(Data entries)

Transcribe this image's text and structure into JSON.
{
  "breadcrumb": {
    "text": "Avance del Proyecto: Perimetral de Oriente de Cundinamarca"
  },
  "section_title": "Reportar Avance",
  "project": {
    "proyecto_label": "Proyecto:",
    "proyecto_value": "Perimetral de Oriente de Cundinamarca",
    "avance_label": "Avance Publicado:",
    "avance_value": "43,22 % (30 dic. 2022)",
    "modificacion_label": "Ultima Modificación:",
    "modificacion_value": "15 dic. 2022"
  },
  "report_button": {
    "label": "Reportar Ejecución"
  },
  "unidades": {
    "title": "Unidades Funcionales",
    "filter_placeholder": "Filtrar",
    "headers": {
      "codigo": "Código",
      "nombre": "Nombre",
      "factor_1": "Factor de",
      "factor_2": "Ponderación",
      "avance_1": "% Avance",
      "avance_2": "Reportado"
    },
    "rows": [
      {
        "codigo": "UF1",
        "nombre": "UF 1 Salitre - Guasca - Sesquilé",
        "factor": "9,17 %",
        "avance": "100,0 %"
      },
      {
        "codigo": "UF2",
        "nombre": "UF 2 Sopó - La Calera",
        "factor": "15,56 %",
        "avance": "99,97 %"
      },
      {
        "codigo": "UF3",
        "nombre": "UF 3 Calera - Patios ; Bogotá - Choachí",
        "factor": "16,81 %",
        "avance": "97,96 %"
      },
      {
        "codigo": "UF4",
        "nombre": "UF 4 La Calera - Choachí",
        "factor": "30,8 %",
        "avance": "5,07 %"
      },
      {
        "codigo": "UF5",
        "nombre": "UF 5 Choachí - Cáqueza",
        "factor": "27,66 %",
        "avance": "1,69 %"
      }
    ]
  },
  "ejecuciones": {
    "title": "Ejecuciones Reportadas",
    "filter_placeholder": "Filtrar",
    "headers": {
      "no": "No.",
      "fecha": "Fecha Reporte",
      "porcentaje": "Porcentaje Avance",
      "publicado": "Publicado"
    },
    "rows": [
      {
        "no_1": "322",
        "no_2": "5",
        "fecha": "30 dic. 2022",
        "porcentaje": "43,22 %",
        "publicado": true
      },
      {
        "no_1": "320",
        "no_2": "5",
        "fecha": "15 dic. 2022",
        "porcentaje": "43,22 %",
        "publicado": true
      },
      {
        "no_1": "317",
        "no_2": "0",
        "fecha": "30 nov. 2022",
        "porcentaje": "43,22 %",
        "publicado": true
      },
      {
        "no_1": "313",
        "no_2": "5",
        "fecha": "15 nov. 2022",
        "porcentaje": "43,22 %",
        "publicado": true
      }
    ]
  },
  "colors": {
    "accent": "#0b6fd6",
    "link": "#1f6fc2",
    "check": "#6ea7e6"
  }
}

### WHAT IS EXPECTED
List all lines from the entries that include the word "codigo".

### TASK RESPONSE
      "codigo": "Código",
        "codigo": "UF1",
        "codigo": "UF2",
        "codigo": "UF3",
        "codigo": "UF4",
        "codigo": "UF5",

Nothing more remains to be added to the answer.